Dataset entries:
◆ ◆ ◆ ◆ ◆
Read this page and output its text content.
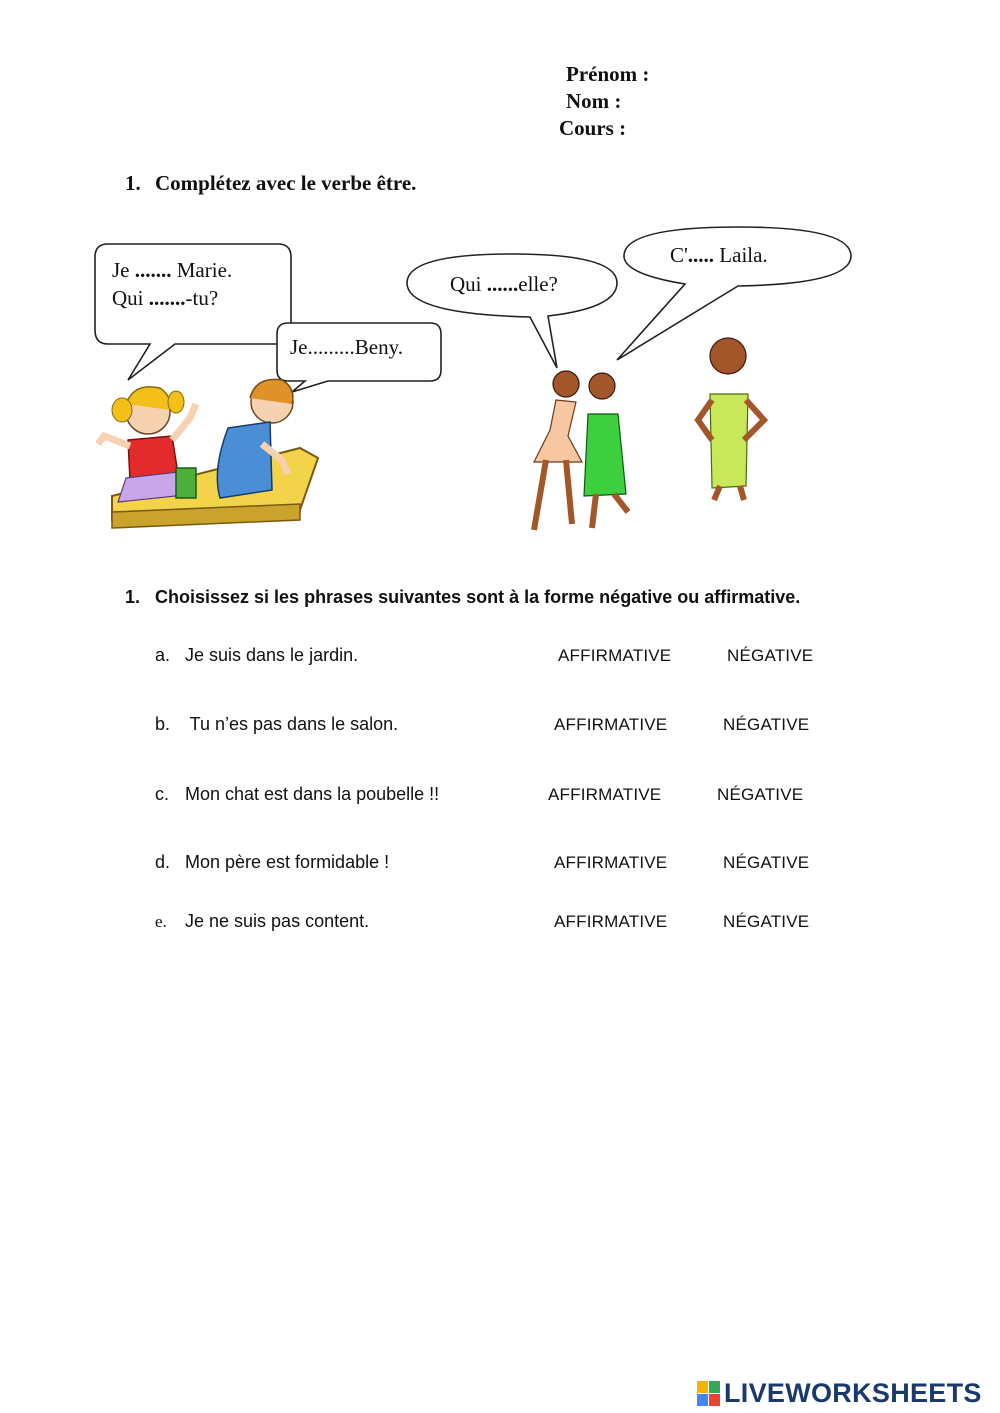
Prénom :
Nom :
Cours :
1. Complétez avec le verbe être.
Je ....... Marie.
Qui .......-tu?
Je.........Beny.
Qui ......elle?
C'..... Laila.
1. Choisissez si les phrases suivantes sont à la forme négative ou affirmative.
a. Je suis dans le jardin.	AFFIRMATIVE	NÉGATIVE
b. Tu n’es pas dans le salon.	AFFIRMATIVE	NÉGATIVE
c. Mon chat est dans la poubelle !!	AFFIRMATIVE	NÉGATIVE
d. Mon père est formidable !	AFFIRMATIVE	NÉGATIVE
e. Je ne suis pas content.	AFFIRMATIVE	NÉGATIVE
LIVEWORKSHEETS
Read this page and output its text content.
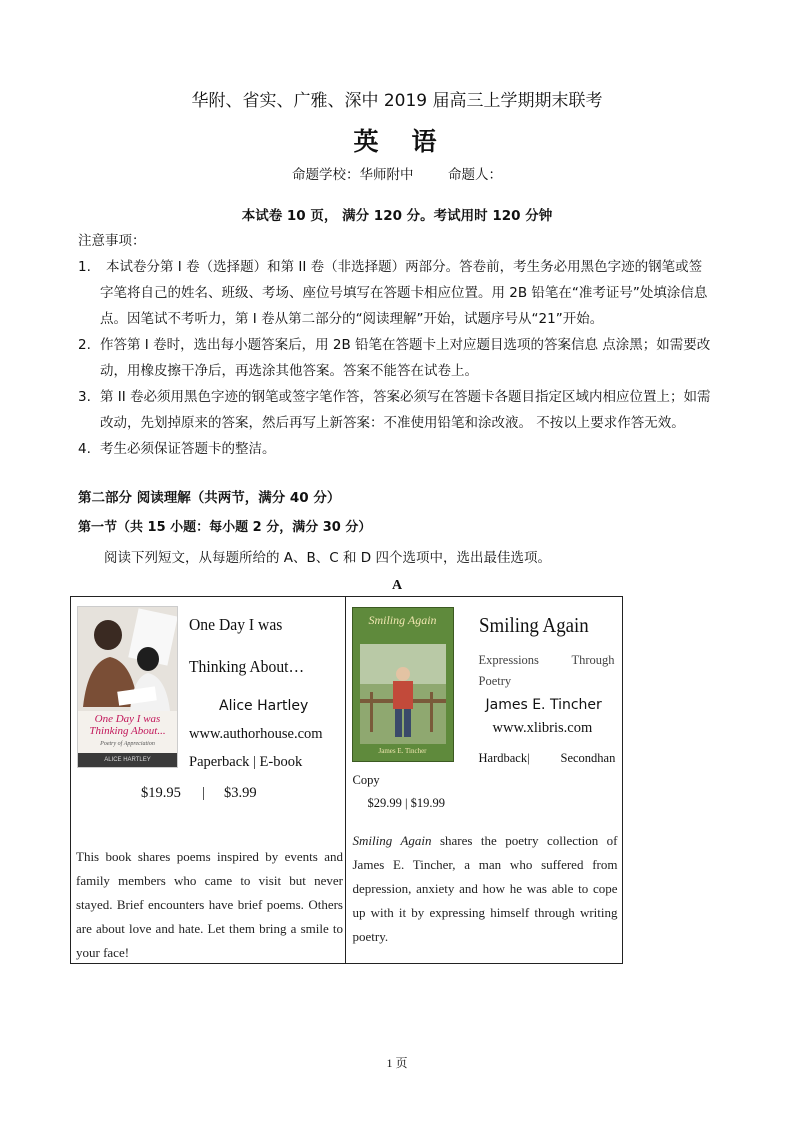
华附、省实、广雅、深中 2019 届高三上学期期末联考
英　语
命题学校：华师附中	命题人：
本试卷 10 页， 满分 120 分。考试用时 120 分钟
注意事项：
1.	本试卷分第 I 卷（选择题）和第 II 卷（非选择题）两部分。答卷前，考生务必用黑色字迹的钢笔或签
字笔将自己的姓名、班级、考场、座位号填写在答题卡相应位置。用 2B 铅笔在“准考证号”处填涂信息
点。因笔试不考听力，第 I 卷从第二部分的“阅读理解”开始，试题序号从“21”开始。
2. 作答第 I 卷时，选出每小题答案后，用 2B 铅笔在答题卡上对应题目选项的答案信息 点涂黑；如需要改
动，用橡皮擦干净后，再选涂其他答案。答案不能答在试卷上。
3. 第 II 卷必须用黑色字迹的钢笔或签字笔作答，答案必须写在答题卡各题目指定区域内相应位置上；如需
改动，先划掉原来的答案，然后再写上新答案：不准使用铅笔和涂改液。 不按以上要求作答无效。
4. 考生必须保证答题卡的整洁。
第二部分 阅读理解（共两节，满分 40 分）
第一节（共 15 小题：每小题 2 分，满分 30 分）
阅读下列短文，从每题所给的 A、B、C 和 D 四个选项中，选出最佳选项。
A
One Day I was Thinking About...
Poetry of Appreciation
ALICE HARTLEY
One Day I was
Thinking About…
Alice Hartley
www.authorhouse.com
Paperback | E-book
$19.95 | $3.99
This book shares poems inspired by events and family members who came to visit but never stayed. Brief encounters have brief poems. Others are about love and hate. Let them bring a smile to your face!

Smiling Again
James E. Tincher
Smiling Again
Expressions	Through
Poetry
James E. Tincher
www.xlibris.com
Hardback| Secondhan
Copy
$29.99 | $19.99
Smiling Again shares the poetry collection of James E. Tincher, a man who suffered from depression, anxiety and how he was able to cope up with it by expressing himself through writing poetry.
1 页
◆ ◆ ◆ ◆ ◆
- Stated problem: Gather up the lines containing the word "dans" from these records and copy them.

- Output:
a. Je suis dans le jardin.	AFFIRMATIVE	NÉGATIVE
b. Tu n’es pas dans le salon.	AFFIRMATIVE	NÉGATIVE
c. Mon chat est dans la poubelle !!	AFFIRMATIVE	NÉGATIVE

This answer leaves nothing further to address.